*Set exercise:* Would you transcribe the whole listing exactly, minus its pictures?
# Task data start
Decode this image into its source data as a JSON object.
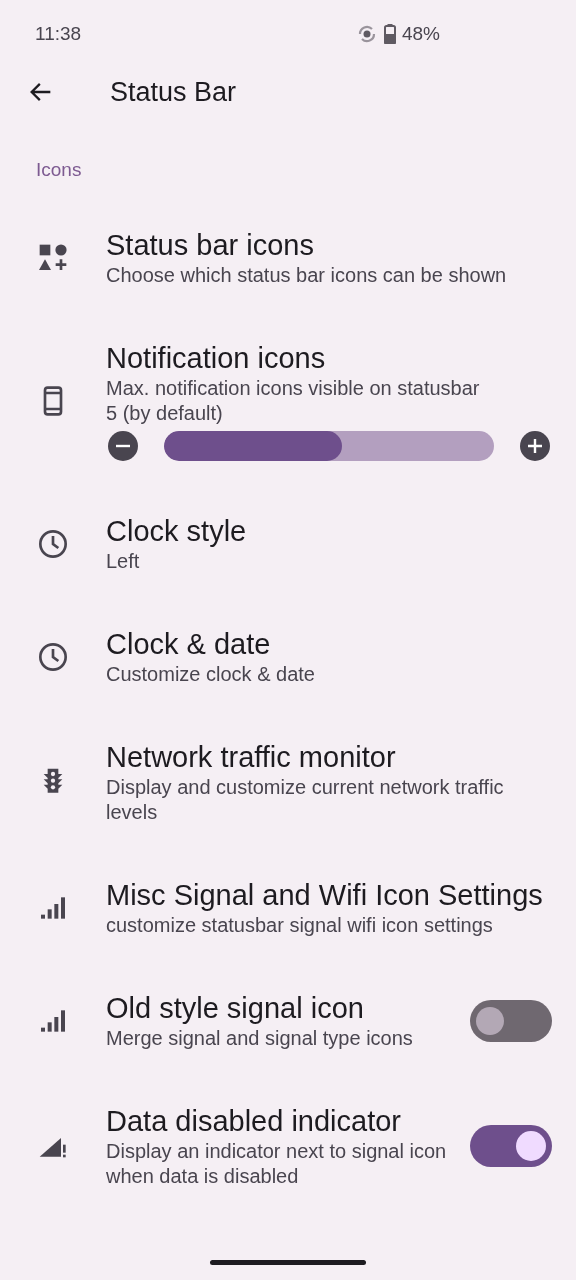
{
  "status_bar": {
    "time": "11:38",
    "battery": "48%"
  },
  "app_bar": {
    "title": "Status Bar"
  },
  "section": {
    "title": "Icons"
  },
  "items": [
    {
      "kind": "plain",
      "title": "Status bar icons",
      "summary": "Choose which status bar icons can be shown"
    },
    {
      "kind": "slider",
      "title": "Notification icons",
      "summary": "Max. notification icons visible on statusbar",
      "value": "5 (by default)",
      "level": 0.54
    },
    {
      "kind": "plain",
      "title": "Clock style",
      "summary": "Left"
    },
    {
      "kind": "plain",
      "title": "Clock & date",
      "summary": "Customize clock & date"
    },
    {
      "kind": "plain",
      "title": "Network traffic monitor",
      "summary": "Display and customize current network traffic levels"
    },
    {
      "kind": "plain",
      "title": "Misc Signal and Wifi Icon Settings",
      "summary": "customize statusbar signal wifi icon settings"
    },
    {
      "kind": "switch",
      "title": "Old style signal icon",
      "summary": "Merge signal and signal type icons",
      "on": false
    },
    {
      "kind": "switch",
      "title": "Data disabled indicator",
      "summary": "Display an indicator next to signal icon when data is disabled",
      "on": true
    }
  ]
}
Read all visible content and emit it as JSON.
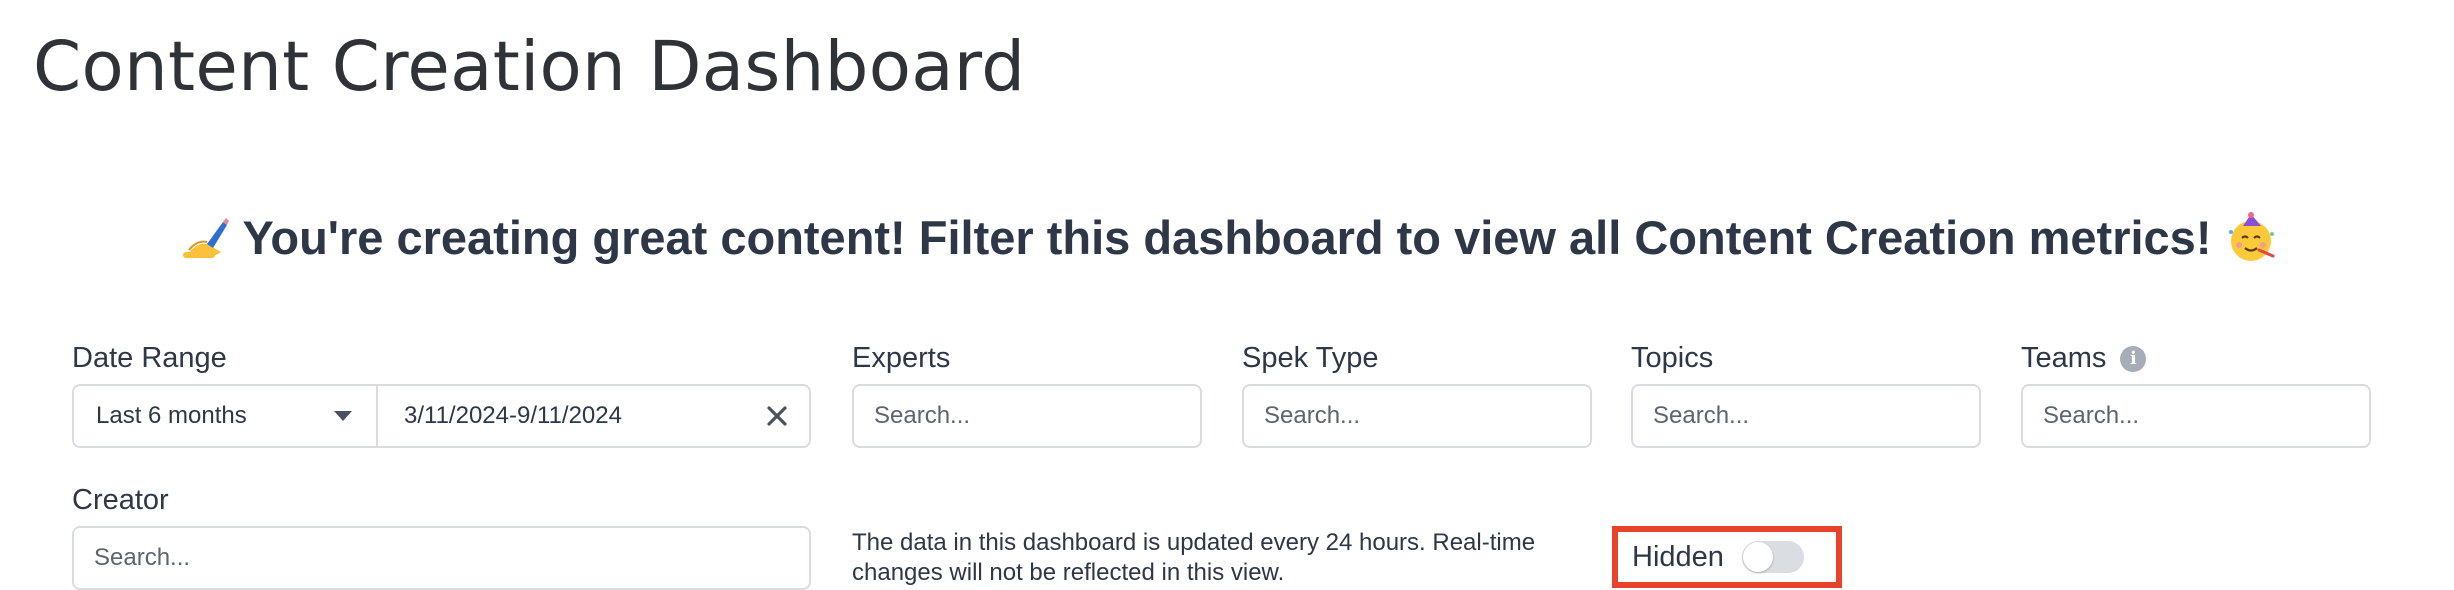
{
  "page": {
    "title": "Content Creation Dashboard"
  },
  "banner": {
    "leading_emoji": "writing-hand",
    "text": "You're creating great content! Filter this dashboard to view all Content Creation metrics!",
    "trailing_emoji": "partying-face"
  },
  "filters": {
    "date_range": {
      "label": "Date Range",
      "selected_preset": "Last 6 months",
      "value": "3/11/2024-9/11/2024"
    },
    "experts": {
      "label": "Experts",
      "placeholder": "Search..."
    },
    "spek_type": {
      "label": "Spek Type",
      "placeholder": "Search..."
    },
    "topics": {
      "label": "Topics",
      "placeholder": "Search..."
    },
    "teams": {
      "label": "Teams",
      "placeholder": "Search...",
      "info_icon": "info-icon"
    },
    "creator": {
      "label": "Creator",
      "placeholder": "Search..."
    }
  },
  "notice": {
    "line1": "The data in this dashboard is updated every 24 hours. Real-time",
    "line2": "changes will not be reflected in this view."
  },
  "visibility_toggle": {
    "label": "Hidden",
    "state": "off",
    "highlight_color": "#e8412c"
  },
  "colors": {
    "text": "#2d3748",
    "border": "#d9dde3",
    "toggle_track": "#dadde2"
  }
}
# Task data end
*Final result:*
Decode this image into its source data as a JSON object.
{
  "status_bar": {
    "time": "11:38",
    "battery": "48%"
  },
  "app_bar": {
    "title": "Status Bar"
  },
  "section": {
    "title": "Icons"
  },
  "items": [
    {
      "kind": "plain",
      "title": "Status bar icons",
      "summary": "Choose which status bar icons can be shown"
    },
    {
      "kind": "slider",
      "title": "Notification icons",
      "summary": "Max. notification icons visible on statusbar",
      "value": "5 (by default)",
      "level": 0.54
    },
    {
      "kind": "plain",
      "title": "Clock style",
      "summary": "Left"
    },
    {
      "kind": "plain",
      "title": "Clock & date",
      "summary": "Customize clock & date"
    },
    {
      "kind": "plain",
      "title": "Network traffic monitor",
      "summary": "Display and customize current network traffic levels"
    },
    {
      "kind": "plain",
      "title": "Misc Signal and Wifi Icon Settings",
      "summary": "customize statusbar signal wifi icon settings"
    },
    {
      "kind": "switch",
      "title": "Old style signal icon",
      "summary": "Merge signal and signal type icons",
      "on": false
    },
    {
      "kind": "switch",
      "title": "Data disabled indicator",
      "summary": "Display an indicator next to signal icon when data is disabled",
      "on": true
    }
  ]
}
Read all visible content and emit it as JSON.
{
  "page": {
    "title": "Content Creation Dashboard"
  },
  "banner": {
    "leading_emoji": "writing-hand",
    "text": "You're creating great content! Filter this dashboard to view all Content Creation metrics!",
    "trailing_emoji": "partying-face"
  },
  "filters": {
    "date_range": {
      "label": "Date Range",
      "selected_preset": "Last 6 months",
      "value": "3/11/2024-9/11/2024"
    },
    "experts": {
      "label": "Experts",
      "placeholder": "Search..."
    },
    "spek_type": {
      "label": "Spek Type",
      "placeholder": "Search..."
    },
    "topics": {
      "label": "Topics",
      "placeholder": "Search..."
    },
    "teams": {
      "label": "Teams",
      "placeholder": "Search...",
      "info_icon": "info-icon"
    },
    "creator": {
      "label": "Creator",
      "placeholder": "Search..."
    }
  },
  "notice": {
    "line1": "The data in this dashboard is updated every 24 hours. Real-time",
    "line2": "changes will not be reflected in this view."
  },
  "visibility_toggle": {
    "label": "Hidden",
    "state": "off",
    "highlight_color": "#e8412c"
  },
  "colors": {
    "text": "#2d3748",
    "border": "#d9dde3",
    "toggle_track": "#dadde2"
  }
}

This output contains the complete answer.